◆ Your objective ◆
Lines that hold the string "fill" are to be counted; give only their number.

◆ Listed entries ◆
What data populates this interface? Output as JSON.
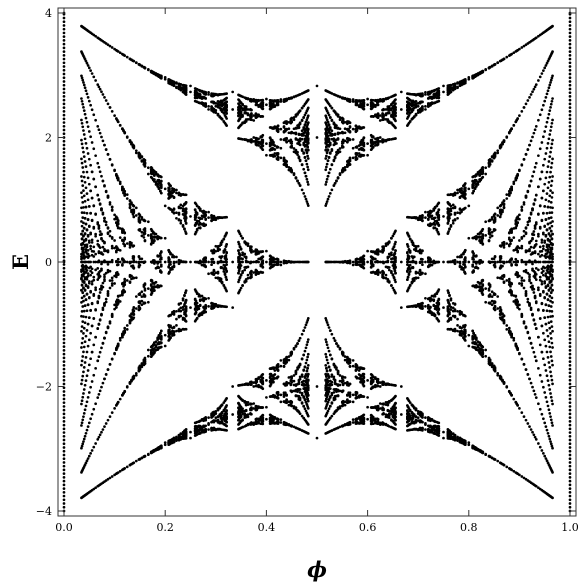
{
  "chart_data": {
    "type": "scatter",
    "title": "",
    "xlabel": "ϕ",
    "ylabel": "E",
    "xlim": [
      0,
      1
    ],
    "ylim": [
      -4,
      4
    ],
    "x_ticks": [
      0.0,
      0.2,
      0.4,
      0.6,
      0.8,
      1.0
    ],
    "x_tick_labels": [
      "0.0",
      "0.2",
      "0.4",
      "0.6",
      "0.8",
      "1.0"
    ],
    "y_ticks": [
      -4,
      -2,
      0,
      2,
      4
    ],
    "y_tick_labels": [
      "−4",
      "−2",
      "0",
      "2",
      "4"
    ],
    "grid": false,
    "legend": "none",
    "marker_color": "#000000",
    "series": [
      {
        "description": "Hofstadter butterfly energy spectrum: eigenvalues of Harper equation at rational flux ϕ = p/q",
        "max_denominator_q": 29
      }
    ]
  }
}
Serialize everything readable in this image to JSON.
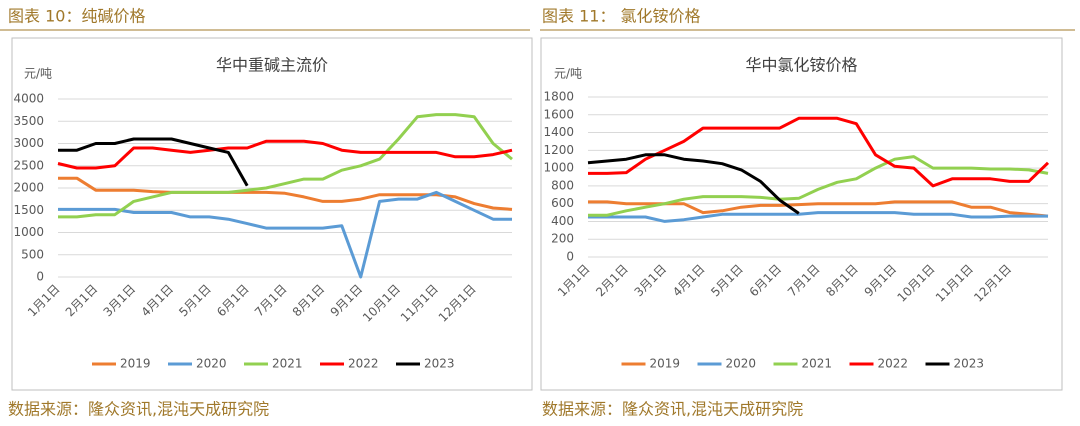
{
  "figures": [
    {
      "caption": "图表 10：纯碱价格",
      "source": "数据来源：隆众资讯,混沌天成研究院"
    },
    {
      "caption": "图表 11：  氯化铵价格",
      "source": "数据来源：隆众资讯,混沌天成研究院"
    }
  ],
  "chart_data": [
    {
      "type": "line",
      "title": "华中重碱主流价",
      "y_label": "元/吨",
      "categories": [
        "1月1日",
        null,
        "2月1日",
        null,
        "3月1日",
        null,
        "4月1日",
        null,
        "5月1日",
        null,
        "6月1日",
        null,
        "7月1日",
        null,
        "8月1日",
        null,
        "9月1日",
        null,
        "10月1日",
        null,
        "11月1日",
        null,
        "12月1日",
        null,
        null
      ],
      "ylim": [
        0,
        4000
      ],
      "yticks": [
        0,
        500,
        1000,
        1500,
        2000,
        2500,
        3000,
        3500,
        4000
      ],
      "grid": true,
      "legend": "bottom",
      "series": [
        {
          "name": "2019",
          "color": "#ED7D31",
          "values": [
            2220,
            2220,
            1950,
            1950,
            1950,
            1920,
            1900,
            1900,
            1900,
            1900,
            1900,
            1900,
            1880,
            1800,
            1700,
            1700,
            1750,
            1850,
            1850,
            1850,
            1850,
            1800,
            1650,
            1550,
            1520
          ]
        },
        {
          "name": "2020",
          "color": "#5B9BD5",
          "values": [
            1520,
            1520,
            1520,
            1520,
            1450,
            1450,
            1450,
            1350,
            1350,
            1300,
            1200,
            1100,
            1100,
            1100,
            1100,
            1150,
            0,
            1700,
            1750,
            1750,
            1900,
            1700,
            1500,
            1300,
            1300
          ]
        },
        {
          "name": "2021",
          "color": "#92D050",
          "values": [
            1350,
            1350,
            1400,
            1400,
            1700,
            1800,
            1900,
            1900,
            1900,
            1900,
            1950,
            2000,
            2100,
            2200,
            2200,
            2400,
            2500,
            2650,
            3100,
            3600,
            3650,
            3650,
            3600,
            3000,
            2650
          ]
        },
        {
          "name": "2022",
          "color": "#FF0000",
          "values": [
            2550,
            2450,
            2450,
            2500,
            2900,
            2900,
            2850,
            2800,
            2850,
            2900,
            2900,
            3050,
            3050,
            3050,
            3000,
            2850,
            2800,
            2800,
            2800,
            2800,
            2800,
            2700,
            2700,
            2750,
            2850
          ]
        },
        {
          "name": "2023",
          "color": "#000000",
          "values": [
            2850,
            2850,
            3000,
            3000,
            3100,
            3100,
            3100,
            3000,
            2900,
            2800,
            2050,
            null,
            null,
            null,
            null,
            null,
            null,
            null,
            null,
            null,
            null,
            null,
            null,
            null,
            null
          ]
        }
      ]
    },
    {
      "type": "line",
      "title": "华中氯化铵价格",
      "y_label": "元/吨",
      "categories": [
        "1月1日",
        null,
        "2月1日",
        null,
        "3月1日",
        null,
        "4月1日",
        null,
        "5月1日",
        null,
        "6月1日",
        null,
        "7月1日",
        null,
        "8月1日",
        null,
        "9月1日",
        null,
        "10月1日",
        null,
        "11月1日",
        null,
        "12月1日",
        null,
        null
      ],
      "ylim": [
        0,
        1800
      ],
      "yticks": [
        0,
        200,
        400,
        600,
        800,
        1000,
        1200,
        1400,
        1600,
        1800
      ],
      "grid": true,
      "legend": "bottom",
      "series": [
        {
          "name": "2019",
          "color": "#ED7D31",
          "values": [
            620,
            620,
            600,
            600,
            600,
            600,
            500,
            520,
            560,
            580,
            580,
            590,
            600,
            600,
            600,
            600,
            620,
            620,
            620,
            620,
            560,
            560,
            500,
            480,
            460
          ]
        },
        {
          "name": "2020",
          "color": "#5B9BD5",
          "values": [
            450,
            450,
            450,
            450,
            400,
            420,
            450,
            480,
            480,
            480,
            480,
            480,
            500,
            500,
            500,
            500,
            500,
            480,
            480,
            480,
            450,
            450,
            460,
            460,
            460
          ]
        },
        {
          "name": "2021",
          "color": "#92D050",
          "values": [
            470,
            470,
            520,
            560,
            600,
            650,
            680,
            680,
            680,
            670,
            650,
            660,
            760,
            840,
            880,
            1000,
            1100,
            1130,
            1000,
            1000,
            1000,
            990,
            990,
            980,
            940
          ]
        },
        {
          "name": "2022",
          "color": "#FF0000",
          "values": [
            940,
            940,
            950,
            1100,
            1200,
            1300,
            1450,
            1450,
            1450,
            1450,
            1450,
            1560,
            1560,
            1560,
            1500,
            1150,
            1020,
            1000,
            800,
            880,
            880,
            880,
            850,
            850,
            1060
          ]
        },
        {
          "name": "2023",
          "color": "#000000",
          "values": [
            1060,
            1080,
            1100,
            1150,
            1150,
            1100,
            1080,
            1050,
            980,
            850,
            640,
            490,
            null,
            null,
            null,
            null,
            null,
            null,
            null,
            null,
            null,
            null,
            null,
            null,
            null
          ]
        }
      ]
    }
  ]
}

* * *

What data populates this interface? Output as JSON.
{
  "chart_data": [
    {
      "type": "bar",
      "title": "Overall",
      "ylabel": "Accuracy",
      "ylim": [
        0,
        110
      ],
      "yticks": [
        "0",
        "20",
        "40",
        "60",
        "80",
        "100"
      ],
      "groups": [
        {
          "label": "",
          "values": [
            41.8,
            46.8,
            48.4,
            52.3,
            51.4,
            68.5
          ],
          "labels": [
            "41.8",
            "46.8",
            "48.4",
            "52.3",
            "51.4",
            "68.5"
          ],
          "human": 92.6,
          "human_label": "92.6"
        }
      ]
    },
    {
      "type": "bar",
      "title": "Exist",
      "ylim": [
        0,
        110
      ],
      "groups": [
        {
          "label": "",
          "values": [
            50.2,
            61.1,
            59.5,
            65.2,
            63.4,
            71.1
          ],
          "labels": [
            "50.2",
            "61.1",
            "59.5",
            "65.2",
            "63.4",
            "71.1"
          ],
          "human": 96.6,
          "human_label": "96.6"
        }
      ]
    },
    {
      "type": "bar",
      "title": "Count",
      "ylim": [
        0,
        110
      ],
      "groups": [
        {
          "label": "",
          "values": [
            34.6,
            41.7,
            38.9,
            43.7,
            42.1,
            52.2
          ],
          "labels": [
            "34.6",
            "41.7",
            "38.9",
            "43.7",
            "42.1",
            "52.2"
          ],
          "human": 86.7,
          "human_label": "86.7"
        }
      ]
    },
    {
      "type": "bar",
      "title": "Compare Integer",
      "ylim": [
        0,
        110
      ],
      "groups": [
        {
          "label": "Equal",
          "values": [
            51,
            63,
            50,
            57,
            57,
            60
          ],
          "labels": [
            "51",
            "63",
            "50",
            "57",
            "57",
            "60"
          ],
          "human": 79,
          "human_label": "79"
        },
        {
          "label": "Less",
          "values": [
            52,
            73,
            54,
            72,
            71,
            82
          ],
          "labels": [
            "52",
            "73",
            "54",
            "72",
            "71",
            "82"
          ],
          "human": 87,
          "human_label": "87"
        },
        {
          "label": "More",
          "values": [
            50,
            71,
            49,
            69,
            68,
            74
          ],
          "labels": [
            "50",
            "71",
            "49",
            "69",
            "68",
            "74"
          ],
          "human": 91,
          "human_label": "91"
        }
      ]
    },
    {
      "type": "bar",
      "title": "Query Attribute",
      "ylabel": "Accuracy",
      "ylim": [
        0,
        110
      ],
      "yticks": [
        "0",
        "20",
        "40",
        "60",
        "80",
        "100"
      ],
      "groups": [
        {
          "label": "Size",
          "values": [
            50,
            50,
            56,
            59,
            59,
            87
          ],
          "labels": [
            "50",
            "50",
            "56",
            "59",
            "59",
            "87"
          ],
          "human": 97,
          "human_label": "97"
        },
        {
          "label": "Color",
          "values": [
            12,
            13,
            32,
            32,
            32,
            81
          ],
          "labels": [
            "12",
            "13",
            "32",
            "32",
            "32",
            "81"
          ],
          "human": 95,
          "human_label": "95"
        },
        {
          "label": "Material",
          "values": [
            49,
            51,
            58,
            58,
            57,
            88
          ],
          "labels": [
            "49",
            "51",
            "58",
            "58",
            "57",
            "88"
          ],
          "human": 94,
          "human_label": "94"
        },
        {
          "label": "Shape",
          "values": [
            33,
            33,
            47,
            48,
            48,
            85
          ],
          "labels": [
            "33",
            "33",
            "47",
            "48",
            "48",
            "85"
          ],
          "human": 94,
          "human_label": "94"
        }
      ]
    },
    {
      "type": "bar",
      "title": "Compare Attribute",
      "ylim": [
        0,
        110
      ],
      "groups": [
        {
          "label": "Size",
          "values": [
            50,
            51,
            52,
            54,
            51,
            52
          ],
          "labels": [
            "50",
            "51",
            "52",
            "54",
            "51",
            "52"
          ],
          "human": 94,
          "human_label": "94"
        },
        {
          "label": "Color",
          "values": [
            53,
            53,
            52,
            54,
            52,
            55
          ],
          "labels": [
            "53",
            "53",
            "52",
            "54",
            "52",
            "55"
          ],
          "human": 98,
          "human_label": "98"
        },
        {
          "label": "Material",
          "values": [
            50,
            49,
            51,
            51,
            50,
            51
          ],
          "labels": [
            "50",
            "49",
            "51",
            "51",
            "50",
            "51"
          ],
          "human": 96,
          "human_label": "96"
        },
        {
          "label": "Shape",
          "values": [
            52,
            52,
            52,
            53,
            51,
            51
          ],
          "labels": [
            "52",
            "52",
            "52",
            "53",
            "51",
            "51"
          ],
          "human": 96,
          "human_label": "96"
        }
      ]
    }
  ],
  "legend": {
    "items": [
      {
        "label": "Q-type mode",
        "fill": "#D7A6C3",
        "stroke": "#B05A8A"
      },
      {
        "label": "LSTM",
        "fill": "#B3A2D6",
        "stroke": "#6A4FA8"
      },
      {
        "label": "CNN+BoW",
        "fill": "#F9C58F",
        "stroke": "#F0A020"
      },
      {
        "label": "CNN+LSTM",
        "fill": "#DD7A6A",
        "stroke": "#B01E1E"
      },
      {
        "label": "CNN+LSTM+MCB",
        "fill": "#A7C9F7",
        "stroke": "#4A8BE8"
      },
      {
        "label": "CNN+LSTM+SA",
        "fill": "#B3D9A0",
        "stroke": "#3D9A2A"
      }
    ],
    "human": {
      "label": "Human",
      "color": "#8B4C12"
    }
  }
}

◆ Answer to the task ◆
6